Gather, from the listing beneath this task, every line holding the string "automatiquement".

#####

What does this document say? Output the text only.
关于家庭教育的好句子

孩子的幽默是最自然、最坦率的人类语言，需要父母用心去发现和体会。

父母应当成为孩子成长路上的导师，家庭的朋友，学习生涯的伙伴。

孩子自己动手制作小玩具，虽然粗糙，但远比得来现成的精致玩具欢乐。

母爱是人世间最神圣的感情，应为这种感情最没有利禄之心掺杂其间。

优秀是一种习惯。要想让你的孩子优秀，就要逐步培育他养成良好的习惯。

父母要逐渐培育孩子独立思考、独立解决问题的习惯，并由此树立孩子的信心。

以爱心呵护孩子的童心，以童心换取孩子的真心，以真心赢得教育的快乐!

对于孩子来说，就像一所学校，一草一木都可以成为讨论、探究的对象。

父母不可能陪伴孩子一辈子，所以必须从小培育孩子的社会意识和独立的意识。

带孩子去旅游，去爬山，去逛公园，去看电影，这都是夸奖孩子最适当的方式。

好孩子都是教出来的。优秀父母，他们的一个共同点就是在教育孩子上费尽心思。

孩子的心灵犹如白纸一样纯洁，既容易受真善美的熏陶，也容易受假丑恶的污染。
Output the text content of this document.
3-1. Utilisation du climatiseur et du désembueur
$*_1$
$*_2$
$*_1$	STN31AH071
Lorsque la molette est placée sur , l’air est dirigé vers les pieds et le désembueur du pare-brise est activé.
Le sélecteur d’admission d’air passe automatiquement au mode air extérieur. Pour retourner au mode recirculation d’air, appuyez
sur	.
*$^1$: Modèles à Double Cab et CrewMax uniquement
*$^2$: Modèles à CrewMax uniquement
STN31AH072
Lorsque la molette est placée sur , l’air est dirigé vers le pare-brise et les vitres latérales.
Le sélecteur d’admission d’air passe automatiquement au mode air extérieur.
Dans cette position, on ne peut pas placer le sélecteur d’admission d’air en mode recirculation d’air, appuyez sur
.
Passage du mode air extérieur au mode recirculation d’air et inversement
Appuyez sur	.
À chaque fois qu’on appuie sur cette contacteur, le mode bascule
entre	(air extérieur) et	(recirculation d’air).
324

#####

→ EXERCISE RESPONSE
Le sélecteur d’admission d’air passe automatiquement au mode air extérieur. Pour retourner au mode recirculation d’air, appuyez
Le sélecteur d’admission d’air passe automatiquement au mode air extérieur.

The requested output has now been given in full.